■ Supplied information ■
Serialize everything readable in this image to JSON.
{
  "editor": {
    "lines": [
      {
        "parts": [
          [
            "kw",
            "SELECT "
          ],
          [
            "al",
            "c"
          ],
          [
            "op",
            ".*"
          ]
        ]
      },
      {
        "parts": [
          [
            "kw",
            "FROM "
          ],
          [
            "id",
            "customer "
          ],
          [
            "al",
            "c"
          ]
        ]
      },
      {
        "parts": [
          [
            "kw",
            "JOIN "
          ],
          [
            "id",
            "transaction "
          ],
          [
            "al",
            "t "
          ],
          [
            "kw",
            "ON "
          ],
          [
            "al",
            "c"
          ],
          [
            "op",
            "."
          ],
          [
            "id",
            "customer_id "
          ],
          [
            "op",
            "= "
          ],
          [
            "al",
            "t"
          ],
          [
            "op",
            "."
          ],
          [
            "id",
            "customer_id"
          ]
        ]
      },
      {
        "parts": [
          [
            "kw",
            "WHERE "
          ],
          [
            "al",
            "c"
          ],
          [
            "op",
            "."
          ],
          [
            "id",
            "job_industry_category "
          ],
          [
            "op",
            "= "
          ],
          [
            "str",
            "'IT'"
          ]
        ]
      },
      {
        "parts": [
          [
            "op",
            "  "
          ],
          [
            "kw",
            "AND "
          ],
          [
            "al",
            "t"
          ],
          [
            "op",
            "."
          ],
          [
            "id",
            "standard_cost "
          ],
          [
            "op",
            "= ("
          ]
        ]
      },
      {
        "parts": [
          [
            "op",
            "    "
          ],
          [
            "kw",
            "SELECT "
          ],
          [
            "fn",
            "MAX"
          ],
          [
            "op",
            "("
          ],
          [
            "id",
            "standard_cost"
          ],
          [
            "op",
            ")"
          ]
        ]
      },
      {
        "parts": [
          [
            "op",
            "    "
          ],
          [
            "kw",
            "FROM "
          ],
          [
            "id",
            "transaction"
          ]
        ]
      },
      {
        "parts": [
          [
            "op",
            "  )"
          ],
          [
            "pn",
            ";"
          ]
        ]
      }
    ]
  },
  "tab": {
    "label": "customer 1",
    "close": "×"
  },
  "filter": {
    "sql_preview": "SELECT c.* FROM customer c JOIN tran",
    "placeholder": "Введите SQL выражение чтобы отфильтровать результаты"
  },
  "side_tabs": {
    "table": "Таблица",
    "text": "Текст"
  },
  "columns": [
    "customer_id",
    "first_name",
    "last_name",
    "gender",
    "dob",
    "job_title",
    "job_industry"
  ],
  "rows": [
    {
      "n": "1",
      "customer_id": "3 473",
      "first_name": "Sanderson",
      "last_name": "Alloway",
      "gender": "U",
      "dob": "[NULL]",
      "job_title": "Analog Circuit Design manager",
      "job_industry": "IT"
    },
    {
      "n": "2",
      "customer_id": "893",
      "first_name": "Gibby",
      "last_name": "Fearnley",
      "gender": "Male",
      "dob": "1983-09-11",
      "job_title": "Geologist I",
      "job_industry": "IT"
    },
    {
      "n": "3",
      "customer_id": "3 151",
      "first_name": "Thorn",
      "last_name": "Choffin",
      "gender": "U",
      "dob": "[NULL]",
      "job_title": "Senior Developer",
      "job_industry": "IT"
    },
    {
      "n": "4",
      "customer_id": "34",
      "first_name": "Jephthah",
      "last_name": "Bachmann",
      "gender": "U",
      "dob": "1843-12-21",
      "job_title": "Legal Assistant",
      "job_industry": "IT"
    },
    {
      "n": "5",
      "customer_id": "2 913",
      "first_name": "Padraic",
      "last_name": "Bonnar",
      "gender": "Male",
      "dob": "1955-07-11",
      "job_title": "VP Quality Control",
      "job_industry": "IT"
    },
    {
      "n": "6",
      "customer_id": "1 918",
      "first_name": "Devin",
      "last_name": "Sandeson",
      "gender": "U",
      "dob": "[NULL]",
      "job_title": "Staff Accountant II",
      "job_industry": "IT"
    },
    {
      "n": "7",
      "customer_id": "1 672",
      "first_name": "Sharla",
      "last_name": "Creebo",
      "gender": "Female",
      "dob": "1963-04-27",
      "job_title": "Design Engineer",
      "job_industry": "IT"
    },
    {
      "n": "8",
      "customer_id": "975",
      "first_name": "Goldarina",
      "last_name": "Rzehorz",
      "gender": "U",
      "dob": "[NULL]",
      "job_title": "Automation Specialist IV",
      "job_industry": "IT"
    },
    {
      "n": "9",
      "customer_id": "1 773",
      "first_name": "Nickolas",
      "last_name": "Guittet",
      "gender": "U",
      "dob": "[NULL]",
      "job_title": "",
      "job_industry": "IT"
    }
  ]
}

■ What to work on ■
Go through the listing above and report how many of its lines contain the word "Design", with only the number as output.

■ Completed exercise ■
2